Materials provided |
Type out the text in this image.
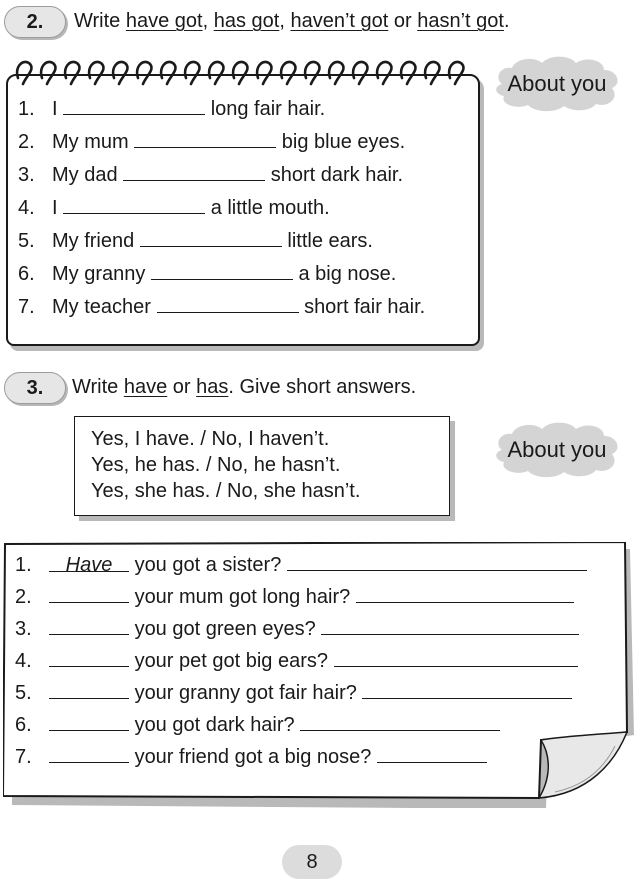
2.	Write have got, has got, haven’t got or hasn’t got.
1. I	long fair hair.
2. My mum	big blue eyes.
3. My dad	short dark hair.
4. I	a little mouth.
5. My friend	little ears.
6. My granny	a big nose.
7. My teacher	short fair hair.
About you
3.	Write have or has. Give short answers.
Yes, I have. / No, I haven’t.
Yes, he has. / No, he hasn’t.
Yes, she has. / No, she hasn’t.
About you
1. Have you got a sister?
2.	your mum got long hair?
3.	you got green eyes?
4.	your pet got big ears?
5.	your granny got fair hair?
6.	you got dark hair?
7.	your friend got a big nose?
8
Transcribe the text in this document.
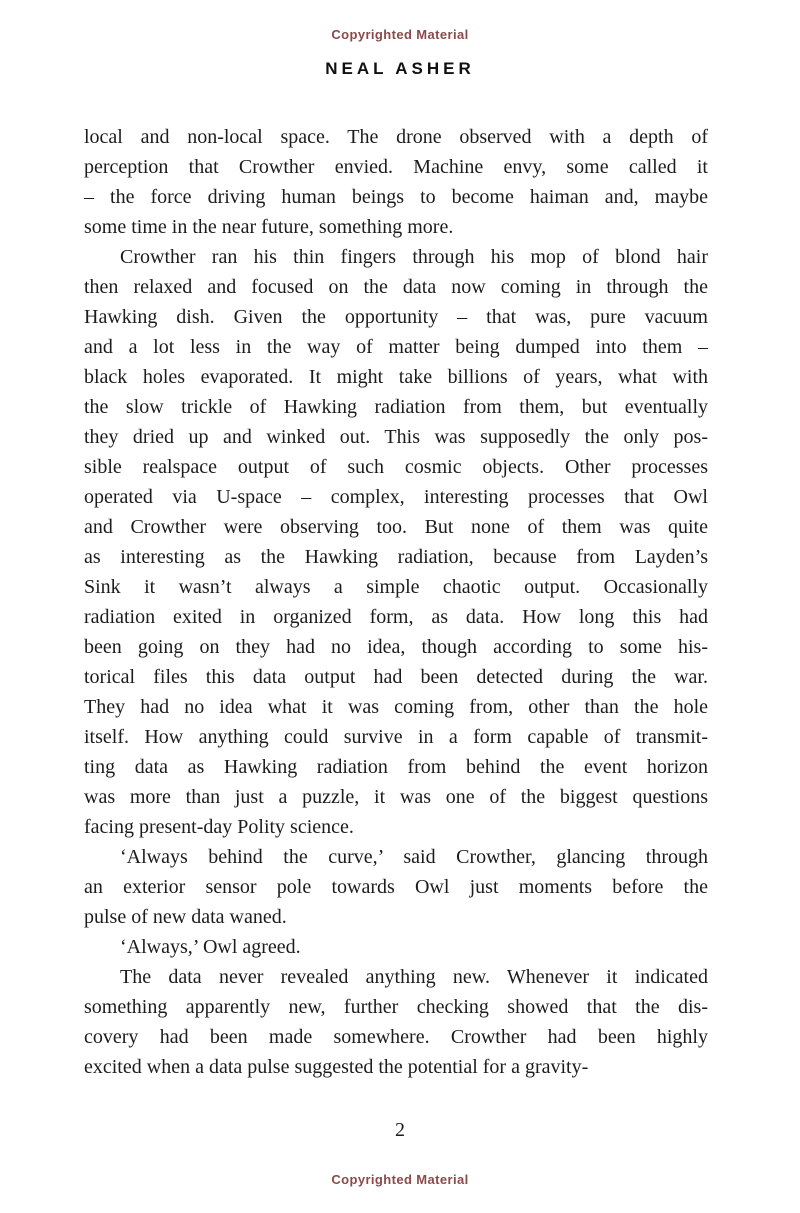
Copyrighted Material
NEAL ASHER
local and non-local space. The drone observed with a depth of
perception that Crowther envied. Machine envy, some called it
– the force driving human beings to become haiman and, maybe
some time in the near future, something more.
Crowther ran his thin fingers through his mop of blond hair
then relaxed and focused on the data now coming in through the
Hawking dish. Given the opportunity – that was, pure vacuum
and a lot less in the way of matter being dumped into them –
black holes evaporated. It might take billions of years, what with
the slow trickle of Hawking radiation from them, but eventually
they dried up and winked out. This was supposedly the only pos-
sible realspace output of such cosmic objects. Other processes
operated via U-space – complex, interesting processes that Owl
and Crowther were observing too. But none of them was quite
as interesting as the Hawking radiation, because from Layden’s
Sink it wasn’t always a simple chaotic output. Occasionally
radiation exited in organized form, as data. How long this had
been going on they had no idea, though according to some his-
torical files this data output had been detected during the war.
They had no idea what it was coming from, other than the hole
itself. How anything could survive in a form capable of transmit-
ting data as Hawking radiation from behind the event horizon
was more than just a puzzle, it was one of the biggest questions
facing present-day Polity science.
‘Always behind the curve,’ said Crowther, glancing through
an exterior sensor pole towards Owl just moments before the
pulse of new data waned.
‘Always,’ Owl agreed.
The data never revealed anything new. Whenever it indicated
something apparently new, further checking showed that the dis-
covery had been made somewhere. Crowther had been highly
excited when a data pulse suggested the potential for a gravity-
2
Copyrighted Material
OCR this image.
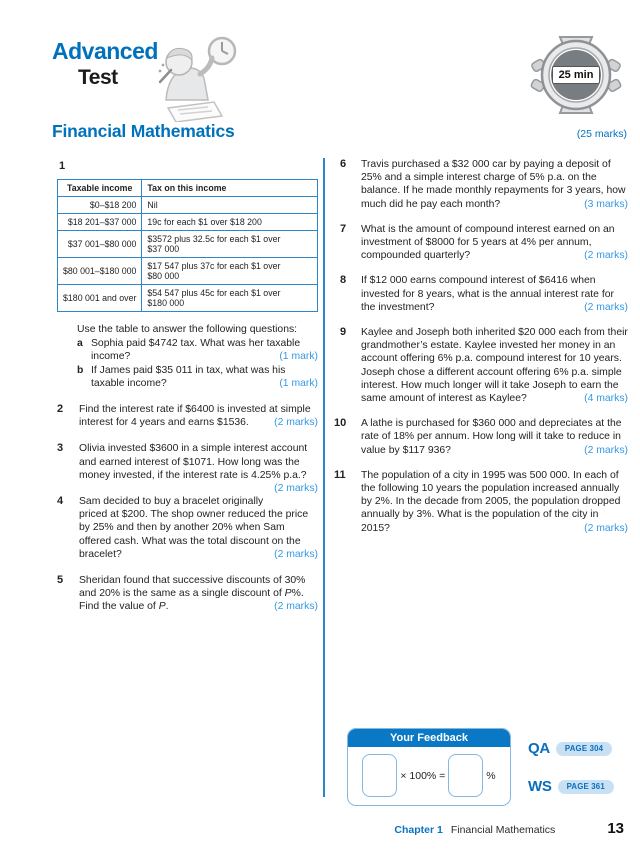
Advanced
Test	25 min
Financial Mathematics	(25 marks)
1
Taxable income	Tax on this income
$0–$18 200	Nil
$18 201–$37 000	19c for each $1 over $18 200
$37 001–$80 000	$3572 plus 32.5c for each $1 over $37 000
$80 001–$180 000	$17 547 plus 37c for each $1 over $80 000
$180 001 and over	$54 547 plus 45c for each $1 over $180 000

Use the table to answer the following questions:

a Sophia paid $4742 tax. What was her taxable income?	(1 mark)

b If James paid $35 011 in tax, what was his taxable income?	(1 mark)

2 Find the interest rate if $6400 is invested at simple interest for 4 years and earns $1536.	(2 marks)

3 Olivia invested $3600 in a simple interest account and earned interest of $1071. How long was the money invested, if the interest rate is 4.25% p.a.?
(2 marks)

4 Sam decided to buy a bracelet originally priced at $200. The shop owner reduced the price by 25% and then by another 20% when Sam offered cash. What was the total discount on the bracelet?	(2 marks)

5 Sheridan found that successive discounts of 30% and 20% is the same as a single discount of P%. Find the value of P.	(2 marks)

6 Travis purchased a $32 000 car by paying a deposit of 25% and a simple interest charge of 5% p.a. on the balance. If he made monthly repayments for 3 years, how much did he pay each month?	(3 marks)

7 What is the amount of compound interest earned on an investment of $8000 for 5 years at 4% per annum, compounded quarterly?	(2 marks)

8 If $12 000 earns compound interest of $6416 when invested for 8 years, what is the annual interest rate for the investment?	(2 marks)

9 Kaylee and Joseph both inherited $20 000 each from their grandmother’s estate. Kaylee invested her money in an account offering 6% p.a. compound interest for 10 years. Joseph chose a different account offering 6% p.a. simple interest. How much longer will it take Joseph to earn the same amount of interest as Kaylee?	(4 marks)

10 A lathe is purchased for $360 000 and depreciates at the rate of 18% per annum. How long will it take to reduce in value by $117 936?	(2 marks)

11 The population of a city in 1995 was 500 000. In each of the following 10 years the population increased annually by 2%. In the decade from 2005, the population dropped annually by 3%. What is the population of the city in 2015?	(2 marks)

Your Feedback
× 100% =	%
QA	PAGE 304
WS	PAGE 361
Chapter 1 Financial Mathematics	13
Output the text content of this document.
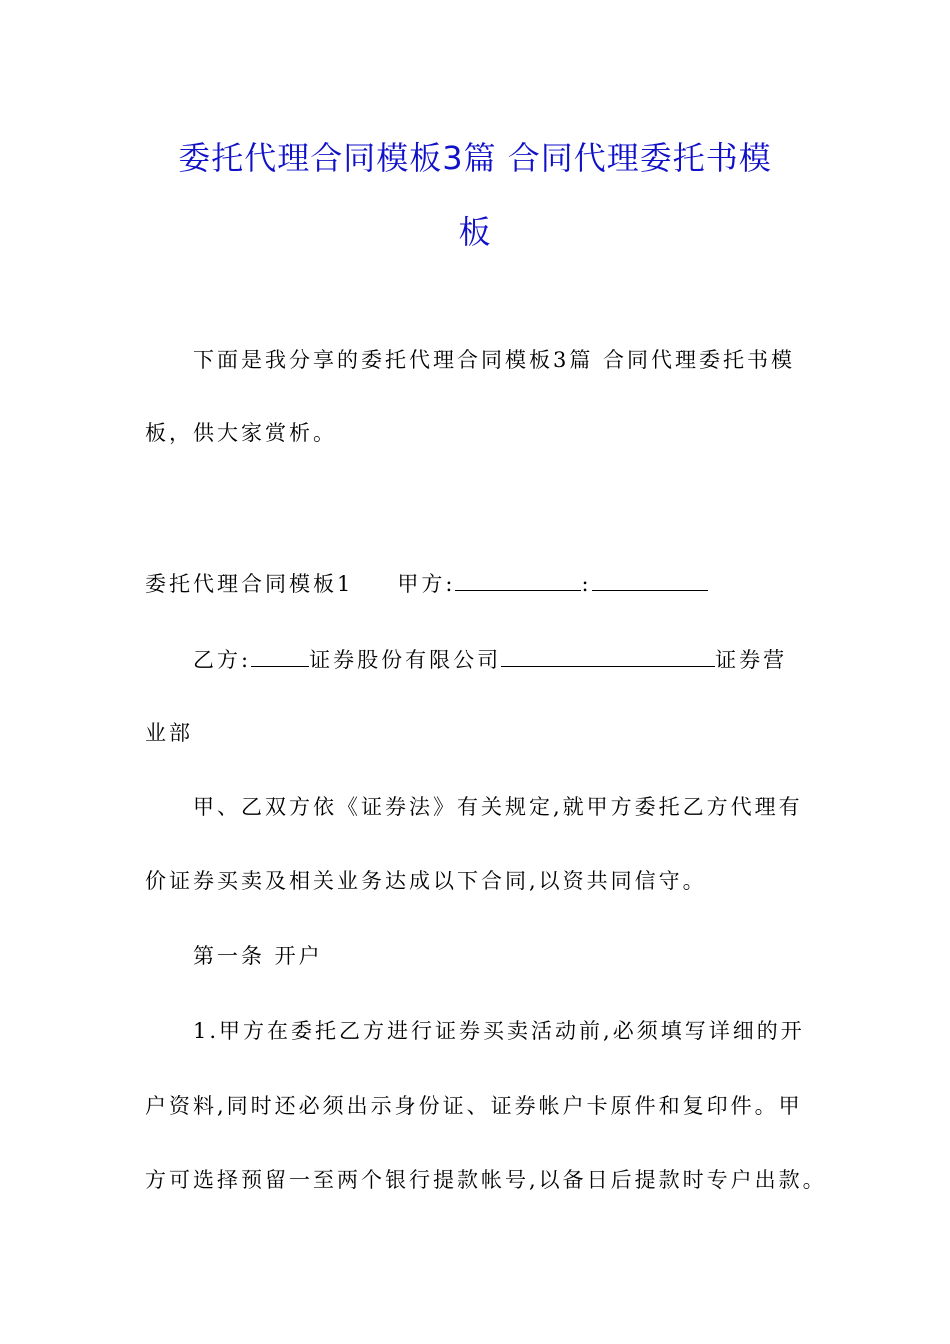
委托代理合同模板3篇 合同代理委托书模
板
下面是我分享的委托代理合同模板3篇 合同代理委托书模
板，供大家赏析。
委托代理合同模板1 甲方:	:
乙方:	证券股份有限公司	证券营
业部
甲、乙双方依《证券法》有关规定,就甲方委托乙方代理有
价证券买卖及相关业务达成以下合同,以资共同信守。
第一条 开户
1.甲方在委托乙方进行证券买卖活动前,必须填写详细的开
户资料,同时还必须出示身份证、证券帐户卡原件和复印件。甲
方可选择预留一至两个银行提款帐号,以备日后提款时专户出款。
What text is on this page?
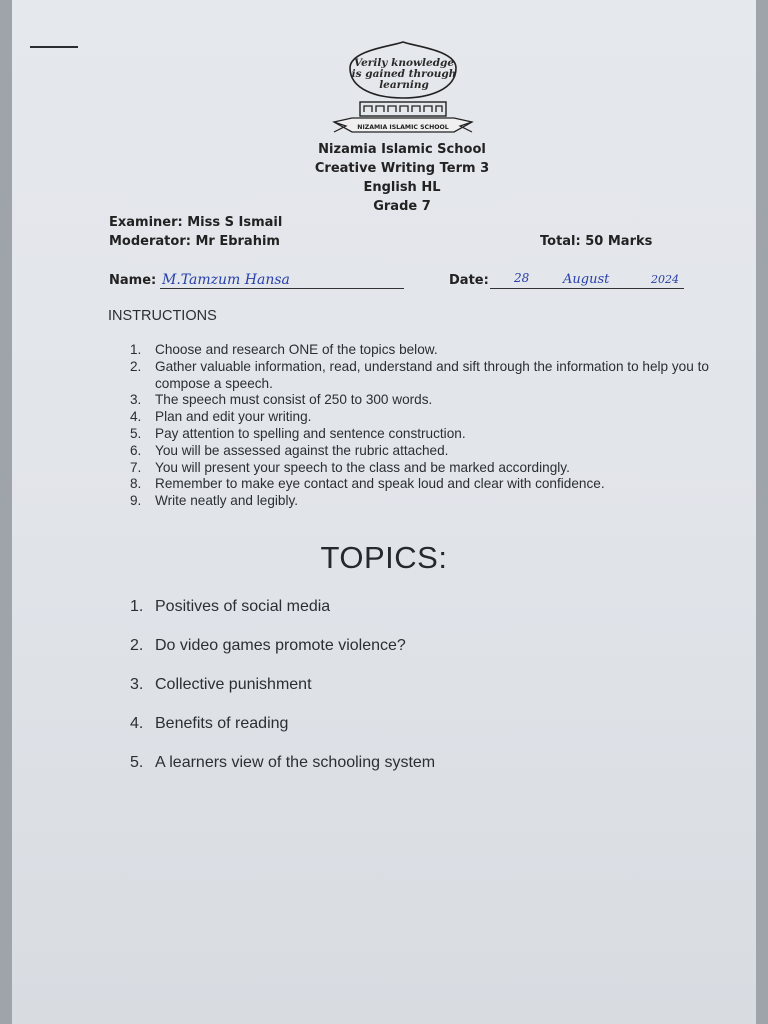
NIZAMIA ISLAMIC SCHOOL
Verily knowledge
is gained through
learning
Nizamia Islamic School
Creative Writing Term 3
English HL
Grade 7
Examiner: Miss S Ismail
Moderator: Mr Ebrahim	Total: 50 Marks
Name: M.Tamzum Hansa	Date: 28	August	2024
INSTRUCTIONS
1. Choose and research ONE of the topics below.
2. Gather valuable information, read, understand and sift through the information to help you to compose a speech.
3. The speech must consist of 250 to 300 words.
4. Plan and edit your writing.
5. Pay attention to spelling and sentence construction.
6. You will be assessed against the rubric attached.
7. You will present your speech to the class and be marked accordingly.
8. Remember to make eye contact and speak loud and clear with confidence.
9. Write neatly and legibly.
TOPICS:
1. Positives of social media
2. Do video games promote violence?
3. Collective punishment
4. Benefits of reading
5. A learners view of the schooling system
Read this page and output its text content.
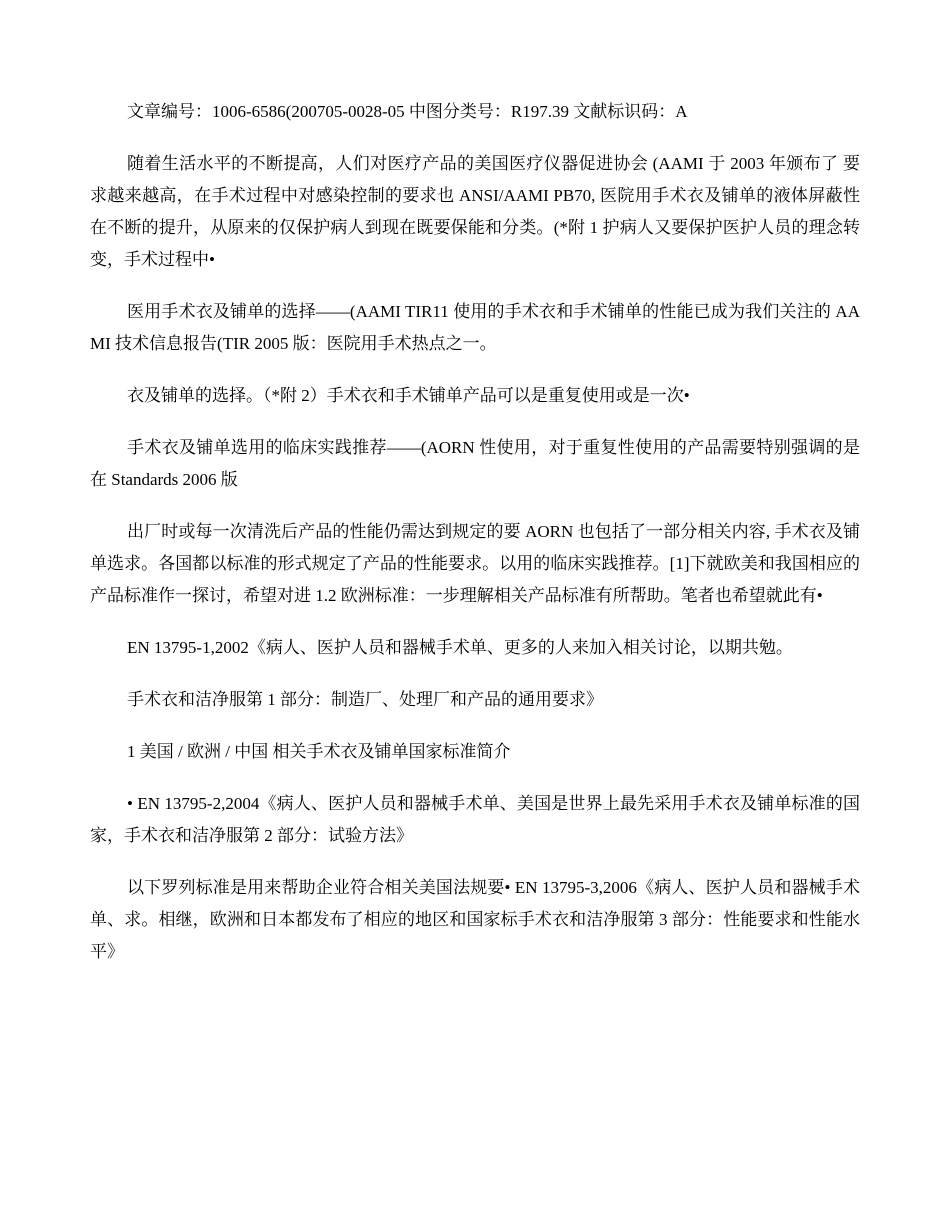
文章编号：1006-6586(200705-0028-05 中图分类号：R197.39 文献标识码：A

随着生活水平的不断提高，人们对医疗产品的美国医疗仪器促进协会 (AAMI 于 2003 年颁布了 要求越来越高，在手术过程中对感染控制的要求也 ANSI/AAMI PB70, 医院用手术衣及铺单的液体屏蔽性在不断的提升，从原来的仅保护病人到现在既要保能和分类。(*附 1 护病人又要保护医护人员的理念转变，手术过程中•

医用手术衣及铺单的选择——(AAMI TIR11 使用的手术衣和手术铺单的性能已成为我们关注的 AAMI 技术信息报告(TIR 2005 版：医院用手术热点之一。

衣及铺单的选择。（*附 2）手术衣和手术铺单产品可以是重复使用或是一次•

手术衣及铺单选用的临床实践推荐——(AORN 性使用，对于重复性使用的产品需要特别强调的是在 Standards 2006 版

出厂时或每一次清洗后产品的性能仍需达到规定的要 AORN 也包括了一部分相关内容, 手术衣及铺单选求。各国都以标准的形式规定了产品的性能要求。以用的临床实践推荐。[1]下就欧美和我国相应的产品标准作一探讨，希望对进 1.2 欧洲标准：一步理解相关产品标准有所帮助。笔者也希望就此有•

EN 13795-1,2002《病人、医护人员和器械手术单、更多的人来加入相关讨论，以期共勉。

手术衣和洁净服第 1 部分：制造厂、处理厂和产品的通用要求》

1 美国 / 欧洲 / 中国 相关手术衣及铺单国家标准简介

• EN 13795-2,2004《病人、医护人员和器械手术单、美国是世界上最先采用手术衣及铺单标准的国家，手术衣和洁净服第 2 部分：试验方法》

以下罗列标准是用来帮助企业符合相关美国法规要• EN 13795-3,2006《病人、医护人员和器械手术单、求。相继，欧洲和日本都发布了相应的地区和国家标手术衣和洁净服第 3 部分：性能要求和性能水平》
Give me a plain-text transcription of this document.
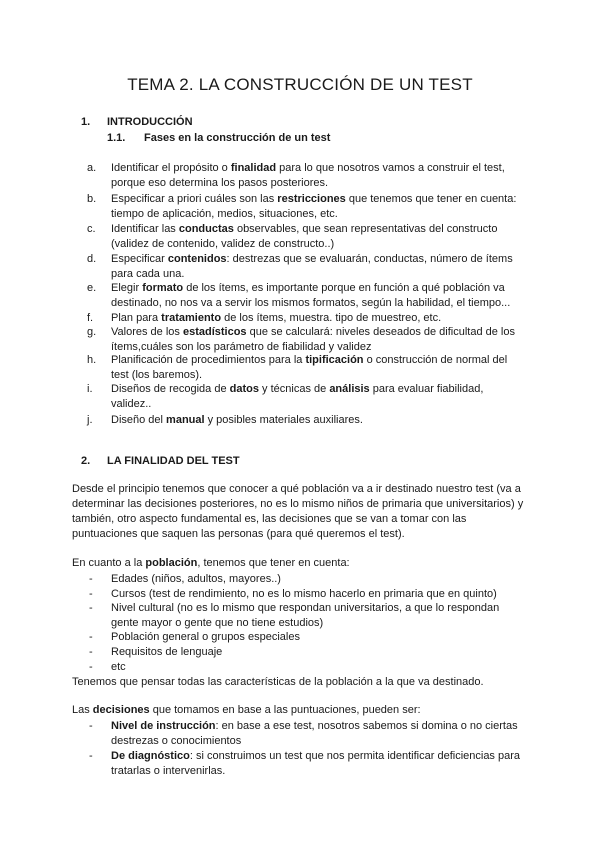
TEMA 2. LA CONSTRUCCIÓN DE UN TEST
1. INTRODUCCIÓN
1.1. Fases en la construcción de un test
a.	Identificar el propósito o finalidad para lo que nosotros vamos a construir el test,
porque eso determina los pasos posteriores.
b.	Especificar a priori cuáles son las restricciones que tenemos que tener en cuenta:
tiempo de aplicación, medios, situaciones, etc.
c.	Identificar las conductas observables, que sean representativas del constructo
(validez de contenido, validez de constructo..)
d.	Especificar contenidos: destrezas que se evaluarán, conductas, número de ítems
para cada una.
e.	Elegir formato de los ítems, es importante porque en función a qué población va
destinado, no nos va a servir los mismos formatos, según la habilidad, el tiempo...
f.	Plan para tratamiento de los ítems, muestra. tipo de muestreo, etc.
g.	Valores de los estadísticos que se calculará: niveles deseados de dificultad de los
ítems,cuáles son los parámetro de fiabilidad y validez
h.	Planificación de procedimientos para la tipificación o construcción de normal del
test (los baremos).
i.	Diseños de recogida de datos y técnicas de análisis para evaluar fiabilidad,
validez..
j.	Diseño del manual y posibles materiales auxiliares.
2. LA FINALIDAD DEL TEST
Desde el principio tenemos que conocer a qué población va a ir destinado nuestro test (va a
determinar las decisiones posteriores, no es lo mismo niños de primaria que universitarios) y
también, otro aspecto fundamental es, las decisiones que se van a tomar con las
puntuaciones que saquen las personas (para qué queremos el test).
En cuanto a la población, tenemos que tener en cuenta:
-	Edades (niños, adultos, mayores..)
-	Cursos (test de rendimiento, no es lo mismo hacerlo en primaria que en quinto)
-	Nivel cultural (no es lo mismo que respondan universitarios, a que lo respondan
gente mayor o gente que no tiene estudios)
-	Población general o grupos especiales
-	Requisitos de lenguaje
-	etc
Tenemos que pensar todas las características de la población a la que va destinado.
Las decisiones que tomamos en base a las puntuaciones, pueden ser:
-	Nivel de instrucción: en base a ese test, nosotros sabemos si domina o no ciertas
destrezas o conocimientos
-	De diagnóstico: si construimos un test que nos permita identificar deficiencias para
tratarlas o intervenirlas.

The exercise |
Go through the records above, find every line with the word "purchased", and list those lines.

Answer to this problem |
6 Travis purchased a $32 000 car by paying a deposit of 25% and a simple interest charge of 5% p.a. on the balance. If he made monthly repayments for 3 years, how much did he pay each month?	(3 marks)
10 A lathe is purchased for $360 000 and depreciates at the rate of 18% per annum. How long will it take to reduce in value by $117 936?	(2 marks)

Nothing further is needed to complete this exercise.